%%
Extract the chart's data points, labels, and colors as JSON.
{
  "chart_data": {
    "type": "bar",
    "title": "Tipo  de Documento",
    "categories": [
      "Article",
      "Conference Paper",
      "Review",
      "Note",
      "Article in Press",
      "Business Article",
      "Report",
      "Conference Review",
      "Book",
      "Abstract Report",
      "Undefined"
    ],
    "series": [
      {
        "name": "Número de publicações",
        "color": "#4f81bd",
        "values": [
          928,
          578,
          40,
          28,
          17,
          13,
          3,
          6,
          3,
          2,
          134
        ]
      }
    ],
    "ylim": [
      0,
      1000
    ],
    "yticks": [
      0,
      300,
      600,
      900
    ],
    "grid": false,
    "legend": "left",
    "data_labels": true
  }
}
%%
**WORK REQUIRED**
Please repeat all the records above exactly as they appear.

**TASK OUTPUT**
Extract the chart's data points, labels, and colors as JSON.
{
  "chart_data": {
    "type": "bar",
    "title": "Tipo  de Documento",
    "categories": [
      "Article",
      "Conference Paper",
      "Review",
      "Note",
      "Article in Press",
      "Business Article",
      "Report",
      "Conference Review",
      "Book",
      "Abstract Report",
      "Undefined"
    ],
    "series": [
      {
        "name": "Número de publicações",
        "color": "#4f81bd",
        "values": [
          928,
          578,
          40,
          28,
          17,
          13,
          3,
          6,
          3,
          2,
          134
        ]
      }
    ],
    "ylim": [
      0,
      1000
    ],
    "yticks": [
      0,
      300,
      600,
      900
    ],
    "grid": false,
    "legend": "left",
    "data_labels": true
  }
}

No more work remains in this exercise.